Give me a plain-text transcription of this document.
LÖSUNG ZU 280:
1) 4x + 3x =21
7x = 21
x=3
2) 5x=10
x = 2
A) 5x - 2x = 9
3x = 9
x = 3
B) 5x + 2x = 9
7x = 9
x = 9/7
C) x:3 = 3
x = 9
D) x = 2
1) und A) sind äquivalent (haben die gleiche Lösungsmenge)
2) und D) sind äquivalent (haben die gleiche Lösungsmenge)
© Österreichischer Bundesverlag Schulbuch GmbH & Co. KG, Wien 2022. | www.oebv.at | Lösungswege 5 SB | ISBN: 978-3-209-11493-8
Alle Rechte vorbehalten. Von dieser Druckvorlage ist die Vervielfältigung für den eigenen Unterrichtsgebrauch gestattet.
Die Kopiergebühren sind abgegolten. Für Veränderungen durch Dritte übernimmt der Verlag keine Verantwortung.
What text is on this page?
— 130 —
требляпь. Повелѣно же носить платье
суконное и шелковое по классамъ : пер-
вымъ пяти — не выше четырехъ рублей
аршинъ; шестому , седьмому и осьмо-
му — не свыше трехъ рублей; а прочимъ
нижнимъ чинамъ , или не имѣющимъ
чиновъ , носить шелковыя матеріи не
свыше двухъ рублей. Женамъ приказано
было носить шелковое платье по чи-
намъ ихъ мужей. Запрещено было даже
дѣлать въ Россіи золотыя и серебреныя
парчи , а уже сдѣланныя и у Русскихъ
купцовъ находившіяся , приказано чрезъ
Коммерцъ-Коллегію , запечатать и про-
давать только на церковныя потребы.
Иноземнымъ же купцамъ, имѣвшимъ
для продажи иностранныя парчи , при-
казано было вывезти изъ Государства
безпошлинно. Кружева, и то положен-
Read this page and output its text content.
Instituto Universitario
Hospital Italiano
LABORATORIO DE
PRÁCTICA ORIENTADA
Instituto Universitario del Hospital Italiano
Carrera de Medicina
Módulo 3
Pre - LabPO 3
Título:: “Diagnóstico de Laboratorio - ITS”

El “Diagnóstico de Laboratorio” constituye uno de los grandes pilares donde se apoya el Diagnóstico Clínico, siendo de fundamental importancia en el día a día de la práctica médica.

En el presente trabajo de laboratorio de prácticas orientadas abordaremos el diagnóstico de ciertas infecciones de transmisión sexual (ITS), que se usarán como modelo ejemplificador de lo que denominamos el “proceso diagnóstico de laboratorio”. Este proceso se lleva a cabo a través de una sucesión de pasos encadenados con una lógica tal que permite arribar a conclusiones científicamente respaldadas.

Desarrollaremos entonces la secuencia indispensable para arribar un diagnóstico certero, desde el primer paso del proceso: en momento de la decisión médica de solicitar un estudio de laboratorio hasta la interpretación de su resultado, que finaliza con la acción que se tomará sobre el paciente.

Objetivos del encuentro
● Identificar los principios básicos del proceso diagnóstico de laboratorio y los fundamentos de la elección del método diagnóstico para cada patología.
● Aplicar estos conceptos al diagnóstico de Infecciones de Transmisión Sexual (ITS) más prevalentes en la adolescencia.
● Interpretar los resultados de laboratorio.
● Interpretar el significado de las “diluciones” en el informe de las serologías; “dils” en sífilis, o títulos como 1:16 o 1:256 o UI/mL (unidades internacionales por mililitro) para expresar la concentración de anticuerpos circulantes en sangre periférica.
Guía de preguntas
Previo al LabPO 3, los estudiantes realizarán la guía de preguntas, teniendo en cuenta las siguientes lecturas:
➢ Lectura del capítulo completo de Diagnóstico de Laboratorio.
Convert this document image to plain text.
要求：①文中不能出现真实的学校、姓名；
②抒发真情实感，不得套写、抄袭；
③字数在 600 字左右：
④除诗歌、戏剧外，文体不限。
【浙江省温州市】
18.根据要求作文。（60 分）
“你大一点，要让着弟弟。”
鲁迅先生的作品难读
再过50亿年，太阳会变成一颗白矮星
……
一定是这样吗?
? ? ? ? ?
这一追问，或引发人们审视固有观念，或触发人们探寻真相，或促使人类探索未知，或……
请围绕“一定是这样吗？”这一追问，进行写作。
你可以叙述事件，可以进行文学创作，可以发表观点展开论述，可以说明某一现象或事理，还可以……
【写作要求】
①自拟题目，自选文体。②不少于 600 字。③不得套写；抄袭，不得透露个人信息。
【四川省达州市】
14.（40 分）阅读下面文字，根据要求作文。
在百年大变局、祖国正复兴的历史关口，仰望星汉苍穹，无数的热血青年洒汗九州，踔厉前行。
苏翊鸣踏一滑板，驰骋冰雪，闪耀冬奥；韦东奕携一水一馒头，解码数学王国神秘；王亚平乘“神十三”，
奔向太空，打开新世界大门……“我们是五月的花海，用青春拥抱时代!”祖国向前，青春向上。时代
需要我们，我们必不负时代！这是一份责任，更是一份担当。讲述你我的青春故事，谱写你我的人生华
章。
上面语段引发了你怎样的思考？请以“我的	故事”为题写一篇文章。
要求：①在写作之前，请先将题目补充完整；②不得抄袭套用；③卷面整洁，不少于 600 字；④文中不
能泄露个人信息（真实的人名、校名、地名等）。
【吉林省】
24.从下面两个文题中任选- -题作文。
------------------------------------------------------------
WHAT YOU SHOULD DO:
Extract all of the data shown above without alteration.

THE COMPLETED TASK:
Give me a plain-text transcription of this document.
LÖSUNG ZU 280:
1) 4x + 3x =21
7x = 21
x=3
2) 5x=10
x = 2
A) 5x - 2x = 9
3x = 9
x = 3
B) 5x + 2x = 9
7x = 9
x = 9/7
C) x:3 = 3
x = 9
D) x = 2
1) und A) sind äquivalent (haben die gleiche Lösungsmenge)
2) und D) sind äquivalent (haben die gleiche Lösungsmenge)
© Österreichischer Bundesverlag Schulbuch GmbH & Co. KG, Wien 2022. | www.oebv.at | Lösungswege 5 SB | ISBN: 978-3-209-11493-8
Alle Rechte vorbehalten. Von dieser Druckvorlage ist die Vervielfältigung für den eigenen Unterrichtsgebrauch gestattet.
Die Kopiergebühren sind abgegolten. Für Veränderungen durch Dritte übernimmt der Verlag keine Verantwortung.
What text is on this page?
— 130 —
требляпь. Повелѣно же носить платье
суконное и шелковое по классамъ : пер-
вымъ пяти — не выше четырехъ рублей
аршинъ; шестому , седьмому и осьмо-
му — не свыше трехъ рублей; а прочимъ
нижнимъ чинамъ , или не имѣющимъ
чиновъ , носить шелковыя матеріи не
свыше двухъ рублей. Женамъ приказано
было носить шелковое платье по чи-
намъ ихъ мужей. Запрещено было даже
дѣлать въ Россіи золотыя и серебреныя
парчи , а уже сдѣланныя и у Русскихъ
купцовъ находившіяся , приказано чрезъ
Коммерцъ-Коллегію , запечатать и про-
давать только на церковныя потребы.
Иноземнымъ же купцамъ, имѣвшимъ
для продажи иностранныя парчи , при-
казано было вывезти изъ Государства
безпошлинно. Кружева, и то положен-
Read this page and output its text content.
Instituto Universitario
Hospital Italiano
LABORATORIO DE
PRÁCTICA ORIENTADA
Instituto Universitario del Hospital Italiano
Carrera de Medicina
Módulo 3
Pre - LabPO 3
Título:: “Diagnóstico de Laboratorio - ITS”

El “Diagnóstico de Laboratorio” constituye uno de los grandes pilares donde se apoya el Diagnóstico Clínico, siendo de fundamental importancia en el día a día de la práctica médica.

En el presente trabajo de laboratorio de prácticas orientadas abordaremos el diagnóstico de ciertas infecciones de transmisión sexual (ITS), que se usarán como modelo ejemplificador de lo que denominamos el “proceso diagnóstico de laboratorio”. Este proceso se lleva a cabo a través de una sucesión de pasos encadenados con una lógica tal que permite arribar a conclusiones científicamente respaldadas.

Desarrollaremos entonces la secuencia indispensable para arribar un diagnóstico certero, desde el primer paso del proceso: en momento de la decisión médica de solicitar un estudio de laboratorio hasta la interpretación de su resultado, que finaliza con la acción que se tomará sobre el paciente.

Objetivos del encuentro
● Identificar los principios básicos del proceso diagnóstico de laboratorio y los fundamentos de la elección del método diagnóstico para cada patología.
● Aplicar estos conceptos al diagnóstico de Infecciones de Transmisión Sexual (ITS) más prevalentes en la adolescencia.
● Interpretar los resultados de laboratorio.
● Interpretar el significado de las “diluciones” en el informe de las serologías; “dils” en sífilis, o títulos como 1:16 o 1:256 o UI/mL (unidades internacionales por mililitro) para expresar la concentración de anticuerpos circulantes en sangre periférica.
Guía de preguntas
Previo al LabPO 3, los estudiantes realizarán la guía de preguntas, teniendo en cuenta las siguientes lecturas:
➢ Lectura del capítulo completo de Diagnóstico de Laboratorio.
Convert this document image to plain text.
要求：①文中不能出现真实的学校、姓名；
②抒发真情实感，不得套写、抄袭；
③字数在 600 字左右：
④除诗歌、戏剧外，文体不限。
【浙江省温州市】
18.根据要求作文。（60 分）
“你大一点，要让着弟弟。”
鲁迅先生的作品难读
再过50亿年，太阳会变成一颗白矮星
……
一定是这样吗?
? ? ? ? ?
这一追问，或引发人们审视固有观念，或触发人们探寻真相，或促使人类探索未知，或……
请围绕“一定是这样吗？”这一追问，进行写作。
你可以叙述事件，可以进行文学创作，可以发表观点展开论述，可以说明某一现象或事理，还可以……
【写作要求】
①自拟题目，自选文体。②不少于 600 字。③不得套写；抄袭，不得透露个人信息。
【四川省达州市】
14.（40 分）阅读下面文字，根据要求作文。
在百年大变局、祖国正复兴的历史关口，仰望星汉苍穹，无数的热血青年洒汗九州，踔厉前行。
苏翊鸣踏一滑板，驰骋冰雪，闪耀冬奥；韦东奕携一水一馒头，解码数学王国神秘；王亚平乘“神十三”，
奔向太空，打开新世界大门……“我们是五月的花海，用青春拥抱时代!”祖国向前，青春向上。时代
需要我们，我们必不负时代！这是一份责任，更是一份担当。讲述你我的青春故事，谱写你我的人生华
章。
上面语段引发了你怎样的思考？请以“我的	故事”为题写一篇文章。
要求：①在写作之前，请先将题目补充完整；②不得抄袭套用；③卷面整洁，不少于 600 字；④文中不
能泄露个人信息（真实的人名、校名、地名等）。
【吉林省】
24.从下面两个文题中任选- -题作文。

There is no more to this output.